Work to complete => Write out exactly the lines from the one containing "Type out the text in this image." through the last line of the records below, including both.

# Raw data start

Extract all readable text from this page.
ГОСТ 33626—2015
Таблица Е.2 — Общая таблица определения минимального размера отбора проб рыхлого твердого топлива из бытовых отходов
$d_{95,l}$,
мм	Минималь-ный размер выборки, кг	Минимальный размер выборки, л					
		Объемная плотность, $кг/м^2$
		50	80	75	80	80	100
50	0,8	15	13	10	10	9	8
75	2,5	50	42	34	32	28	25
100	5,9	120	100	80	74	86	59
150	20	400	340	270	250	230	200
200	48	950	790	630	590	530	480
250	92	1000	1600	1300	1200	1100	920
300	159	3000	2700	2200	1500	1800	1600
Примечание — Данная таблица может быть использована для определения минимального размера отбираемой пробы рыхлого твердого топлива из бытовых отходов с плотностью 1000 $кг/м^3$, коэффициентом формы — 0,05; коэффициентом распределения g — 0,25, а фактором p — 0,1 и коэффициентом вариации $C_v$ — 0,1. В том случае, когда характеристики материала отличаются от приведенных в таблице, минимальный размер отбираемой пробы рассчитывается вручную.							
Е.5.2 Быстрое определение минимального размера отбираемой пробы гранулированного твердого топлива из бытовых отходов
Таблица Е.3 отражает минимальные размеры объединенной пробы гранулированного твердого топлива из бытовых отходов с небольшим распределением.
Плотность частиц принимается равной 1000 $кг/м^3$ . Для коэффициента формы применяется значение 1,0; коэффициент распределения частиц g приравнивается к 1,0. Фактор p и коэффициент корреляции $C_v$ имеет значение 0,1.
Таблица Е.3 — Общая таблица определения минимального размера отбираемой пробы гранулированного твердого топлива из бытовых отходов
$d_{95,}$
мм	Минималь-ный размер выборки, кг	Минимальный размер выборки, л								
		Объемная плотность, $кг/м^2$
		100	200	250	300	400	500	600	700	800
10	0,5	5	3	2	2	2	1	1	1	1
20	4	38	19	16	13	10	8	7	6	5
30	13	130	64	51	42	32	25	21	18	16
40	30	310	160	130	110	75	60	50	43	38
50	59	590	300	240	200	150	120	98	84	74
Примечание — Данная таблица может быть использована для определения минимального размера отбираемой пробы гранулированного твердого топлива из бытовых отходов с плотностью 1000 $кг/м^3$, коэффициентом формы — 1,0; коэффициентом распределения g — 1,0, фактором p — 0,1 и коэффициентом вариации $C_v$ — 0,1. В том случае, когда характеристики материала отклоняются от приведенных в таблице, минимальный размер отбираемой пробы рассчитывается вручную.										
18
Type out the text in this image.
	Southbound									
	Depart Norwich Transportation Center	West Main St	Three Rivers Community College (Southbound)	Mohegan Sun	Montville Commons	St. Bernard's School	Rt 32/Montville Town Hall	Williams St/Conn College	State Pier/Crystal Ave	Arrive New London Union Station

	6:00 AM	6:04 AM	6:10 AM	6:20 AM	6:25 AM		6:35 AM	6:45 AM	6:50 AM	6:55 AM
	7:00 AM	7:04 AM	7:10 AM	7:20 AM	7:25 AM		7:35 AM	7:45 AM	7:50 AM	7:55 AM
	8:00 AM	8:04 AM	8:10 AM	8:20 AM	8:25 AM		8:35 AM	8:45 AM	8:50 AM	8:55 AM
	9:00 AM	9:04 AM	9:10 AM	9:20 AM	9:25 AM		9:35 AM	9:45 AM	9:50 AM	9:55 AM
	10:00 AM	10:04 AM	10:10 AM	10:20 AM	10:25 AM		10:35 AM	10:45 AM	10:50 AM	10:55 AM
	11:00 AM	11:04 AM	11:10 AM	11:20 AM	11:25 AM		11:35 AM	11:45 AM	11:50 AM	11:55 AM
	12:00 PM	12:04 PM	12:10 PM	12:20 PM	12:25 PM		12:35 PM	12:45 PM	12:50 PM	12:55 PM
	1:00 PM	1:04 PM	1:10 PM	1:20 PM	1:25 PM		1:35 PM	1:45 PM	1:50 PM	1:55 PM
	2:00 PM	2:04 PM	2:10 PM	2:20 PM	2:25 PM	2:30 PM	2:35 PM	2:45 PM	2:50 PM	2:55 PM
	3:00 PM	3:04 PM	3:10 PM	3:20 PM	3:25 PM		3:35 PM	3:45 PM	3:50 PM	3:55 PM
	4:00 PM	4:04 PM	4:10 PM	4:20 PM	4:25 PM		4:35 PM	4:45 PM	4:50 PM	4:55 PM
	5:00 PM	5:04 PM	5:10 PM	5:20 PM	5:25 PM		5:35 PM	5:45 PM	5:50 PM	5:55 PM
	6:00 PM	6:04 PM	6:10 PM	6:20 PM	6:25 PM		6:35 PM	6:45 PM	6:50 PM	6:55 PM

# Raw data end

Correct result =>
Type out the text in this image.
	Southbound									
	Depart Norwich Transportation Center	West Main St	Three Rivers Community College (Southbound)	Mohegan Sun	Montville Commons	St. Bernard's School	Rt 32/Montville Town Hall	Williams St/Conn College	State Pier/Crystal Ave	Arrive New London Union Station

	6:00 AM	6:04 AM	6:10 AM	6:20 AM	6:25 AM		6:35 AM	6:45 AM	6:50 AM	6:55 AM
	7:00 AM	7:04 AM	7:10 AM	7:20 AM	7:25 AM		7:35 AM	7:45 AM	7:50 AM	7:55 AM
	8:00 AM	8:04 AM	8:10 AM	8:20 AM	8:25 AM		8:35 AM	8:45 AM	8:50 AM	8:55 AM
	9:00 AM	9:04 AM	9:10 AM	9:20 AM	9:25 AM		9:35 AM	9:45 AM	9:50 AM	9:55 AM
	10:00 AM	10:04 AM	10:10 AM	10:20 AM	10:25 AM		10:35 AM	10:45 AM	10:50 AM	10:55 AM
	11:00 AM	11:04 AM	11:10 AM	11:20 AM	11:25 AM		11:35 AM	11:45 AM	11:50 AM	11:55 AM
	12:00 PM	12:04 PM	12:10 PM	12:20 PM	12:25 PM		12:35 PM	12:45 PM	12:50 PM	12:55 PM
	1:00 PM	1:04 PM	1:10 PM	1:20 PM	1:25 PM		1:35 PM	1:45 PM	1:50 PM	1:55 PM
	2:00 PM	2:04 PM	2:10 PM	2:20 PM	2:25 PM	2:30 PM	2:35 PM	2:45 PM	2:50 PM	2:55 PM
	3:00 PM	3:04 PM	3:10 PM	3:20 PM	3:25 PM		3:35 PM	3:45 PM	3:50 PM	3:55 PM
	4:00 PM	4:04 PM	4:10 PM	4:20 PM	4:25 PM		4:35 PM	4:45 PM	4:50 PM	4:55 PM
	5:00 PM	5:04 PM	5:10 PM	5:20 PM	5:25 PM		5:35 PM	5:45 PM	5:50 PM	5:55 PM
	6:00 PM	6:04 PM	6:10 PM	6:20 PM	6:25 PM		6:35 PM	6:45 PM	6:50 PM	6:55 PM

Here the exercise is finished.